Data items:
════════════════
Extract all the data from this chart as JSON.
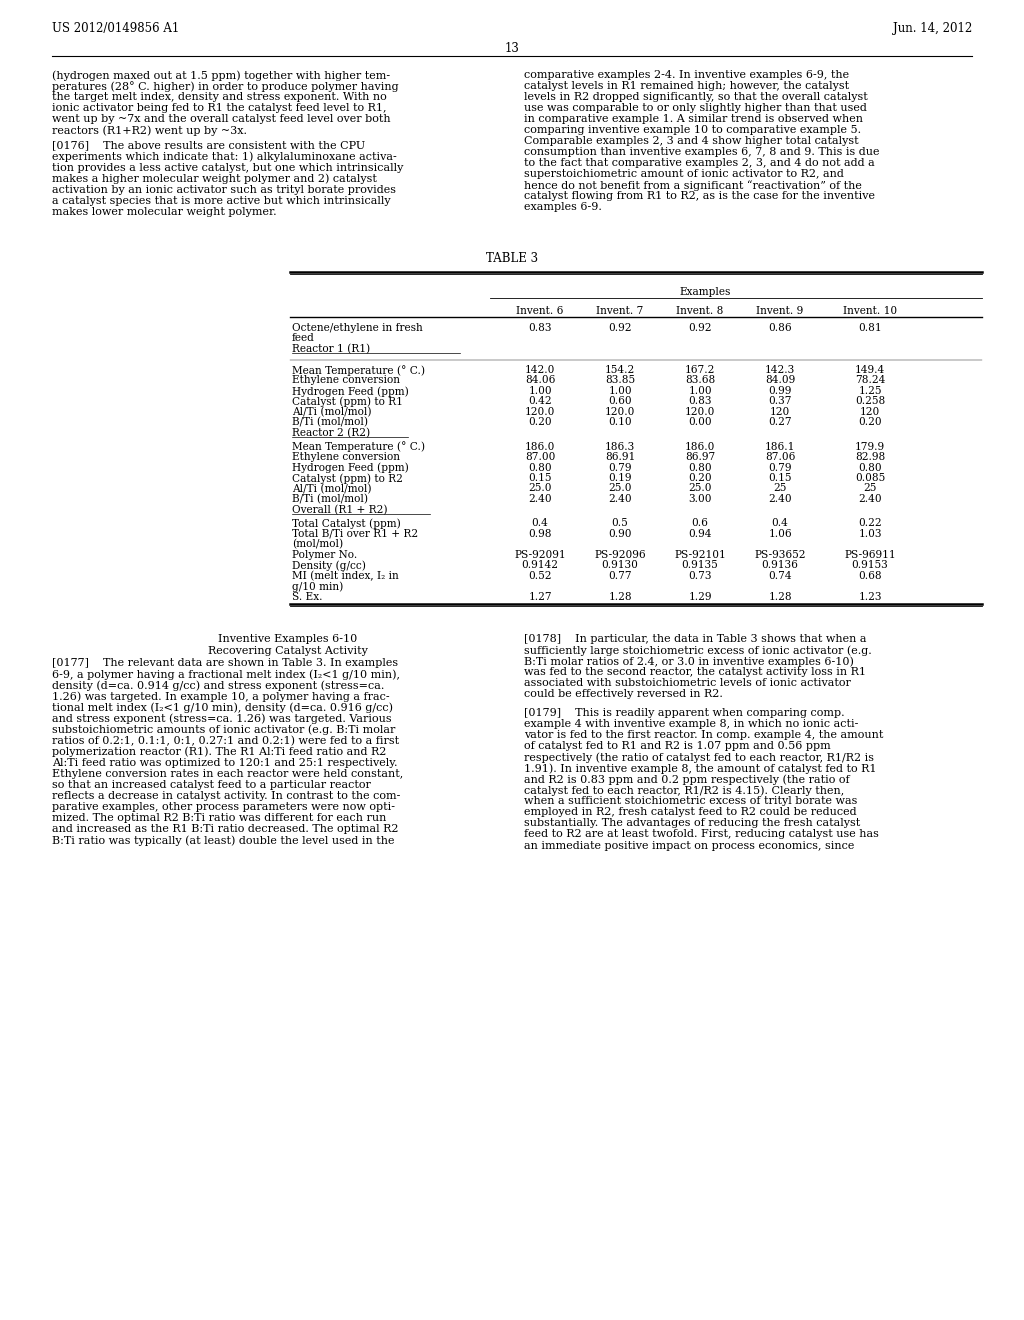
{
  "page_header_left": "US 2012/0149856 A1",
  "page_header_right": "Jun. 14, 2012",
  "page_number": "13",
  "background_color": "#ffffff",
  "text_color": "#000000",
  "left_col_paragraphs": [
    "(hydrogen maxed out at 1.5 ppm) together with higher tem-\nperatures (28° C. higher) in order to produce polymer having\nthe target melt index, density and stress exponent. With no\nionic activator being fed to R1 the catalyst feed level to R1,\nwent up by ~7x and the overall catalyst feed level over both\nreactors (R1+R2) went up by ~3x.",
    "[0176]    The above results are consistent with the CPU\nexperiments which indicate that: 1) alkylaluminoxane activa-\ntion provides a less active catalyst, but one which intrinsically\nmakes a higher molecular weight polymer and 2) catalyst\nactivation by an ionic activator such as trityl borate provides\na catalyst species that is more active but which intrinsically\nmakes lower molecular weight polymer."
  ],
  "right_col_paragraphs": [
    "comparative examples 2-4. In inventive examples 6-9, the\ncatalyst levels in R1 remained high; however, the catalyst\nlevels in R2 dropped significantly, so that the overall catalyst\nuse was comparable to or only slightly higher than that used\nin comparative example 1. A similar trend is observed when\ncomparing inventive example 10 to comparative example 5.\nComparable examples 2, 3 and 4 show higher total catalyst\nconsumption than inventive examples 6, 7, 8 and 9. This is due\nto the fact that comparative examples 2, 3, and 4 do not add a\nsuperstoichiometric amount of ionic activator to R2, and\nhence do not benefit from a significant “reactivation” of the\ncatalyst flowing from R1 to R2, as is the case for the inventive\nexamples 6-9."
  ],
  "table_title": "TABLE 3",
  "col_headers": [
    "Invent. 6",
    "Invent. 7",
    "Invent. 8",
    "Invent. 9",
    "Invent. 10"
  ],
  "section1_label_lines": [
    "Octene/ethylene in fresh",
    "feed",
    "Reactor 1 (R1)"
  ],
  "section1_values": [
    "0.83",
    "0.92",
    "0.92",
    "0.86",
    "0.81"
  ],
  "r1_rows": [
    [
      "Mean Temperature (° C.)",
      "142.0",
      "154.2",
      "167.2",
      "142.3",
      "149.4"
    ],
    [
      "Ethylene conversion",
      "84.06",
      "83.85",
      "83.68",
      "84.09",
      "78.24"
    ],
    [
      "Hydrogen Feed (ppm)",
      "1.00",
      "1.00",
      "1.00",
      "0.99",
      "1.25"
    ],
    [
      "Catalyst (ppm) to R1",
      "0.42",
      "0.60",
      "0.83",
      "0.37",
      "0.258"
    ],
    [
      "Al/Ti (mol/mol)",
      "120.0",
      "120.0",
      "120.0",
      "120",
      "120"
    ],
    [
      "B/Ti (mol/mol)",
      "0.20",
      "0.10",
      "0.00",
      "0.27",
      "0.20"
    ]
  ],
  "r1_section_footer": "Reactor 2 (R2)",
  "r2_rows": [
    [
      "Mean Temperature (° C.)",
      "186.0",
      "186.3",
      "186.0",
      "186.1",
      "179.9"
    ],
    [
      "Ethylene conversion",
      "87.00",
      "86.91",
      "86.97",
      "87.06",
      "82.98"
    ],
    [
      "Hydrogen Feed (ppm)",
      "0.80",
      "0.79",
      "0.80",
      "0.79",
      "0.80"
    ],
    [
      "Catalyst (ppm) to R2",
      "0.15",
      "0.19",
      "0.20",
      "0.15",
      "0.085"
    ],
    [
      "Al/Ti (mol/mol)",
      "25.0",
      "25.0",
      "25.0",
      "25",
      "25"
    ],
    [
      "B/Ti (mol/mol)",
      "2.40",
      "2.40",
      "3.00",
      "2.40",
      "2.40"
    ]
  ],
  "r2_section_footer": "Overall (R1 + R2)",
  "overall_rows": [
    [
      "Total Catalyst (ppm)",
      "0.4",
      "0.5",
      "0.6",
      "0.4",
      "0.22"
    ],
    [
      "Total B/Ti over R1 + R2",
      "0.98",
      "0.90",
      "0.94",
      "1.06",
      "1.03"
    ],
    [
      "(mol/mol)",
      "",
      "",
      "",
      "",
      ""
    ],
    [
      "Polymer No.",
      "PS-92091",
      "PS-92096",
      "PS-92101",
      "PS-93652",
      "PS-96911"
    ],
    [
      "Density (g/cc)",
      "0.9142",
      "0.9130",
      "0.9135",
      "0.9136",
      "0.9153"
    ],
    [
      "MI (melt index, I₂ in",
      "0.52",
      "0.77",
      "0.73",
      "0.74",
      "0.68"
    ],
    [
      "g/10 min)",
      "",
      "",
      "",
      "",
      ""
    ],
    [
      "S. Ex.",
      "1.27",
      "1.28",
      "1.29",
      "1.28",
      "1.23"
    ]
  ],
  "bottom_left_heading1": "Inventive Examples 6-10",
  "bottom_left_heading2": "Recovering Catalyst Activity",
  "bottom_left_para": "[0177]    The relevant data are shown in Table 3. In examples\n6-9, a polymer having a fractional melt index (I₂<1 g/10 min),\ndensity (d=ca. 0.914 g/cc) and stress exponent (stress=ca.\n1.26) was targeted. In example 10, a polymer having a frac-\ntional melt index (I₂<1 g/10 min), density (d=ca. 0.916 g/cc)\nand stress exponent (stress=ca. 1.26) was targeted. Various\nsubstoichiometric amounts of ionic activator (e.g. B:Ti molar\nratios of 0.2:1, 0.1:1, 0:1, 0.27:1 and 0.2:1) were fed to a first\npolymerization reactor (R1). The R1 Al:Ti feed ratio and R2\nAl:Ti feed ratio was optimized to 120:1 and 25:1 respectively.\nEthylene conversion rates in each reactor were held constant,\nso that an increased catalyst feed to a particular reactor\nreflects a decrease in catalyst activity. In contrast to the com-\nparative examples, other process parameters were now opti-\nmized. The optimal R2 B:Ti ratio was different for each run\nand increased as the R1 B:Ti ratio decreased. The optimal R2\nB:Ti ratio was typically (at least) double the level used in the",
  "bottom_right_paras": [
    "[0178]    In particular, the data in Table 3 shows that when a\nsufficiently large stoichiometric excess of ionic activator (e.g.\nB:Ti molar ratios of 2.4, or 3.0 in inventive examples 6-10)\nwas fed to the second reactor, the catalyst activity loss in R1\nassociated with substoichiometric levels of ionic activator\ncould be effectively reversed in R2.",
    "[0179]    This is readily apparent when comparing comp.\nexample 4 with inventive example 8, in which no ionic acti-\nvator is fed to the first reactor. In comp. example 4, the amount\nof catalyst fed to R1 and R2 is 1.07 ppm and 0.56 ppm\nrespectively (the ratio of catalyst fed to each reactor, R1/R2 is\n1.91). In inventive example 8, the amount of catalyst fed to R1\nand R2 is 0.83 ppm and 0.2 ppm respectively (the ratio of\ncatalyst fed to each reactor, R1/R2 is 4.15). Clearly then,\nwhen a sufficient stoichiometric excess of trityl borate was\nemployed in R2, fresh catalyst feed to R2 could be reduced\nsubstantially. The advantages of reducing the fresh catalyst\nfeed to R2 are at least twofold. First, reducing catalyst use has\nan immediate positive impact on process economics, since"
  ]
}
════════════════
Work required — Pictures don't belong in the copy. Restate all the entries exactly.

Response to the exercise —
Extract all the data from this chart as JSON.
{
  "page_header_left": "US 2012/0149856 A1",
  "page_header_right": "Jun. 14, 2012",
  "page_number": "13",
  "background_color": "#ffffff",
  "text_color": "#000000",
  "left_col_paragraphs": [
    "(hydrogen maxed out at 1.5 ppm) together with higher tem-\nperatures (28° C. higher) in order to produce polymer having\nthe target melt index, density and stress exponent. With no\nionic activator being fed to R1 the catalyst feed level to R1,\nwent up by ~7x and the overall catalyst feed level over both\nreactors (R1+R2) went up by ~3x.",
    "[0176]    The above results are consistent with the CPU\nexperiments which indicate that: 1) alkylaluminoxane activa-\ntion provides a less active catalyst, but one which intrinsically\nmakes a higher molecular weight polymer and 2) catalyst\nactivation by an ionic activator such as trityl borate provides\na catalyst species that is more active but which intrinsically\nmakes lower molecular weight polymer."
  ],
  "right_col_paragraphs": [
    "comparative examples 2-4. In inventive examples 6-9, the\ncatalyst levels in R1 remained high; however, the catalyst\nlevels in R2 dropped significantly, so that the overall catalyst\nuse was comparable to or only slightly higher than that used\nin comparative example 1. A similar trend is observed when\ncomparing inventive example 10 to comparative example 5.\nComparable examples 2, 3 and 4 show higher total catalyst\nconsumption than inventive examples 6, 7, 8 and 9. This is due\nto the fact that comparative examples 2, 3, and 4 do not add a\nsuperstoichiometric amount of ionic activator to R2, and\nhence do not benefit from a significant “reactivation” of the\ncatalyst flowing from R1 to R2, as is the case for the inventive\nexamples 6-9."
  ],
  "table_title": "TABLE 3",
  "col_headers": [
    "Invent. 6",
    "Invent. 7",
    "Invent. 8",
    "Invent. 9",
    "Invent. 10"
  ],
  "section1_label_lines": [
    "Octene/ethylene in fresh",
    "feed",
    "Reactor 1 (R1)"
  ],
  "section1_values": [
    "0.83",
    "0.92",
    "0.92",
    "0.86",
    "0.81"
  ],
  "r1_rows": [
    [
      "Mean Temperature (° C.)",
      "142.0",
      "154.2",
      "167.2",
      "142.3",
      "149.4"
    ],
    [
      "Ethylene conversion",
      "84.06",
      "83.85",
      "83.68",
      "84.09",
      "78.24"
    ],
    [
      "Hydrogen Feed (ppm)",
      "1.00",
      "1.00",
      "1.00",
      "0.99",
      "1.25"
    ],
    [
      "Catalyst (ppm) to R1",
      "0.42",
      "0.60",
      "0.83",
      "0.37",
      "0.258"
    ],
    [
      "Al/Ti (mol/mol)",
      "120.0",
      "120.0",
      "120.0",
      "120",
      "120"
    ],
    [
      "B/Ti (mol/mol)",
      "0.20",
      "0.10",
      "0.00",
      "0.27",
      "0.20"
    ]
  ],
  "r1_section_footer": "Reactor 2 (R2)",
  "r2_rows": [
    [
      "Mean Temperature (° C.)",
      "186.0",
      "186.3",
      "186.0",
      "186.1",
      "179.9"
    ],
    [
      "Ethylene conversion",
      "87.00",
      "86.91",
      "86.97",
      "87.06",
      "82.98"
    ],
    [
      "Hydrogen Feed (ppm)",
      "0.80",
      "0.79",
      "0.80",
      "0.79",
      "0.80"
    ],
    [
      "Catalyst (ppm) to R2",
      "0.15",
      "0.19",
      "0.20",
      "0.15",
      "0.085"
    ],
    [
      "Al/Ti (mol/mol)",
      "25.0",
      "25.0",
      "25.0",
      "25",
      "25"
    ],
    [
      "B/Ti (mol/mol)",
      "2.40",
      "2.40",
      "3.00",
      "2.40",
      "2.40"
    ]
  ],
  "r2_section_footer": "Overall (R1 + R2)",
  "overall_rows": [
    [
      "Total Catalyst (ppm)",
      "0.4",
      "0.5",
      "0.6",
      "0.4",
      "0.22"
    ],
    [
      "Total B/Ti over R1 + R2",
      "0.98",
      "0.90",
      "0.94",
      "1.06",
      "1.03"
    ],
    [
      "(mol/mol)",
      "",
      "",
      "",
      "",
      ""
    ],
    [
      "Polymer No.",
      "PS-92091",
      "PS-92096",
      "PS-92101",
      "PS-93652",
      "PS-96911"
    ],
    [
      "Density (g/cc)",
      "0.9142",
      "0.9130",
      "0.9135",
      "0.9136",
      "0.9153"
    ],
    [
      "MI (melt index, I₂ in",
      "0.52",
      "0.77",
      "0.73",
      "0.74",
      "0.68"
    ],
    [
      "g/10 min)",
      "",
      "",
      "",
      "",
      ""
    ],
    [
      "S. Ex.",
      "1.27",
      "1.28",
      "1.29",
      "1.28",
      "1.23"
    ]
  ],
  "bottom_left_heading1": "Inventive Examples 6-10",
  "bottom_left_heading2": "Recovering Catalyst Activity",
  "bottom_left_para": "[0177]    The relevant data are shown in Table 3. In examples\n6-9, a polymer having a fractional melt index (I₂<1 g/10 min),\ndensity (d=ca. 0.914 g/cc) and stress exponent (stress=ca.\n1.26) was targeted. In example 10, a polymer having a frac-\ntional melt index (I₂<1 g/10 min), density (d=ca. 0.916 g/cc)\nand stress exponent (stress=ca. 1.26) was targeted. Various\nsubstoichiometric amounts of ionic activator (e.g. B:Ti molar\nratios of 0.2:1, 0.1:1, 0:1, 0.27:1 and 0.2:1) were fed to a first\npolymerization reactor (R1). The R1 Al:Ti feed ratio and R2\nAl:Ti feed ratio was optimized to 120:1 and 25:1 respectively.\nEthylene conversion rates in each reactor were held constant,\nso that an increased catalyst feed to a particular reactor\nreflects a decrease in catalyst activity. In contrast to the com-\nparative examples, other process parameters were now opti-\nmized. The optimal R2 B:Ti ratio was different for each run\nand increased as the R1 B:Ti ratio decreased. The optimal R2\nB:Ti ratio was typically (at least) double the level used in the",
  "bottom_right_paras": [
    "[0178]    In particular, the data in Table 3 shows that when a\nsufficiently large stoichiometric excess of ionic activator (e.g.\nB:Ti molar ratios of 2.4, or 3.0 in inventive examples 6-10)\nwas fed to the second reactor, the catalyst activity loss in R1\nassociated with substoichiometric levels of ionic activator\ncould be effectively reversed in R2.",
    "[0179]    This is readily apparent when comparing comp.\nexample 4 with inventive example 8, in which no ionic acti-\nvator is fed to the first reactor. In comp. example 4, the amount\nof catalyst fed to R1 and R2 is 1.07 ppm and 0.56 ppm\nrespectively (the ratio of catalyst fed to each reactor, R1/R2 is\n1.91). In inventive example 8, the amount of catalyst fed to R1\nand R2 is 0.83 ppm and 0.2 ppm respectively (the ratio of\ncatalyst fed to each reactor, R1/R2 is 4.15). Clearly then,\nwhen a sufficient stoichiometric excess of trityl borate was\nemployed in R2, fresh catalyst feed to R2 could be reduced\nsubstantially. The advantages of reducing the fresh catalyst\nfeed to R2 are at least twofold. First, reducing catalyst use has\nan immediate positive impact on process economics, since"
  ]
}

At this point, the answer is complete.